## STATED GOAL
Set down each record below precisely, skipping the pictures.

━━ PROVIDED RECORDS ━━

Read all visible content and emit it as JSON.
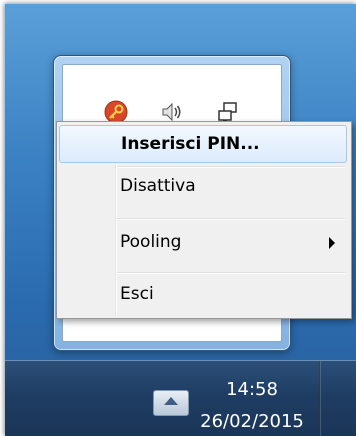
{
  "taskbar": {
    "clock_time": "14:58",
    "clock_date": "26/02/2015",
    "show_hidden_icon": "chevron-up-icon"
  },
  "tray": {
    "icons": [
      "key-app-icon",
      "speaker-icon",
      "network-icon"
    ]
  },
  "context_menu": {
    "items": [
      {
        "label": "Inserisci PIN...",
        "default": true
      },
      {
        "label": "Disattiva"
      },
      {
        "label": "Pooling",
        "has_submenu": true
      },
      {
        "label": "Esci"
      }
    ]
  },
  "colors": {
    "highlight_border": "#a8c8ea",
    "menu_background": "#f0f0f0",
    "taskbar": "#1f3d63"
  }
}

━━━

## RESULT
Read all visible content and emit it as JSON.
{
  "taskbar": {
    "clock_time": "14:58",
    "clock_date": "26/02/2015",
    "show_hidden_icon": "chevron-up-icon"
  },
  "tray": {
    "icons": [
      "key-app-icon",
      "speaker-icon",
      "network-icon"
    ]
  },
  "context_menu": {
    "items": [
      {
        "label": "Inserisci PIN...",
        "default": true
      },
      {
        "label": "Disattiva"
      },
      {
        "label": "Pooling",
        "has_submenu": true
      },
      {
        "label": "Esci"
      }
    ]
  },
  "colors": {
    "highlight_border": "#a8c8ea",
    "menu_background": "#f0f0f0",
    "taskbar": "#1f3d63"
  }
}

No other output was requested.